Stored items
────────

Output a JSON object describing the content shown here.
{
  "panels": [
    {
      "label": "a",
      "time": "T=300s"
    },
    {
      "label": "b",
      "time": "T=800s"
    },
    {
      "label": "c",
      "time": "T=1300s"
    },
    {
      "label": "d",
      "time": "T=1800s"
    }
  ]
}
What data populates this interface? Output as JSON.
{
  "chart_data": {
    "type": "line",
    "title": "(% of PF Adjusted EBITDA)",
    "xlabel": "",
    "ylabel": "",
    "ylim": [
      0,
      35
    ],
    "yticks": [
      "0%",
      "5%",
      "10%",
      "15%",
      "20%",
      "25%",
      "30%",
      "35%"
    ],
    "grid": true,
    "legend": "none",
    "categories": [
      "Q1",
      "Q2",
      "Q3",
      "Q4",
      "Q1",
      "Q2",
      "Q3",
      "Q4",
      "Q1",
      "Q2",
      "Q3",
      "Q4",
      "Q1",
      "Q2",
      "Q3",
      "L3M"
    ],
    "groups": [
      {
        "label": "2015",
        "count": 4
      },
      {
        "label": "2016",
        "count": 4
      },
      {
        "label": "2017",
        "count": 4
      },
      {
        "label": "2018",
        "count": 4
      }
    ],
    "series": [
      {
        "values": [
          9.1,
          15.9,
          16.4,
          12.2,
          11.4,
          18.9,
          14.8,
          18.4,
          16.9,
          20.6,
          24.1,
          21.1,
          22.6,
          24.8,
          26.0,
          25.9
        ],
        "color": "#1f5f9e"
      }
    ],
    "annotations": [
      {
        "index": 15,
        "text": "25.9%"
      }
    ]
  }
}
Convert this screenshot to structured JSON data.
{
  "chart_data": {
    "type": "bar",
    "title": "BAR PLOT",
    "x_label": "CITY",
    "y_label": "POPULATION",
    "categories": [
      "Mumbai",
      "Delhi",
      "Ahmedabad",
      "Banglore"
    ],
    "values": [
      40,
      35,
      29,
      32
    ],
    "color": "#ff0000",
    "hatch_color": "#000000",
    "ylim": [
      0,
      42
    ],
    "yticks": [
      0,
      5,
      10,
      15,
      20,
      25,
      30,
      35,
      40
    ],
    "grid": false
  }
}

────────

**What the task asks:**
Repeat the data exactly. Leave nothing out.

**Worked answer:**
Output a JSON object describing the content shown here.
{
  "panels": [
    {
      "label": "a",
      "time": "T=300s"
    },
    {
      "label": "b",
      "time": "T=800s"
    },
    {
      "label": "c",
      "time": "T=1300s"
    },
    {
      "label": "d",
      "time": "T=1800s"
    }
  ]
}
What data populates this interface? Output as JSON.
{
  "chart_data": {
    "type": "line",
    "title": "(% of PF Adjusted EBITDA)",
    "xlabel": "",
    "ylabel": "",
    "ylim": [
      0,
      35
    ],
    "yticks": [
      "0%",
      "5%",
      "10%",
      "15%",
      "20%",
      "25%",
      "30%",
      "35%"
    ],
    "grid": true,
    "legend": "none",
    "categories": [
      "Q1",
      "Q2",
      "Q3",
      "Q4",
      "Q1",
      "Q2",
      "Q3",
      "Q4",
      "Q1",
      "Q2",
      "Q3",
      "Q4",
      "Q1",
      "Q2",
      "Q3",
      "L3M"
    ],
    "groups": [
      {
        "label": "2015",
        "count": 4
      },
      {
        "label": "2016",
        "count": 4
      },
      {
        "label": "2017",
        "count": 4
      },
      {
        "label": "2018",
        "count": 4
      }
    ],
    "series": [
      {
        "values": [
          9.1,
          15.9,
          16.4,
          12.2,
          11.4,
          18.9,
          14.8,
          18.4,
          16.9,
          20.6,
          24.1,
          21.1,
          22.6,
          24.8,
          26.0,
          25.9
        ],
        "color": "#1f5f9e"
      }
    ],
    "annotations": [
      {
        "index": 15,
        "text": "25.9%"
      }
    ]
  }
}
Convert this screenshot to structured JSON data.
{
  "chart_data": {
    "type": "bar",
    "title": "BAR PLOT",
    "x_label": "CITY",
    "y_label": "POPULATION",
    "categories": [
      "Mumbai",
      "Delhi",
      "Ahmedabad",
      "Banglore"
    ],
    "values": [
      40,
      35,
      29,
      32
    ],
    "color": "#ff0000",
    "hatch_color": "#000000",
    "ylim": [
      0,
      42
    ],
    "yticks": [
      0,
      5,
      10,
      15,
      20,
      25,
      30,
      35,
      40
    ],
    "grid": false
  }
}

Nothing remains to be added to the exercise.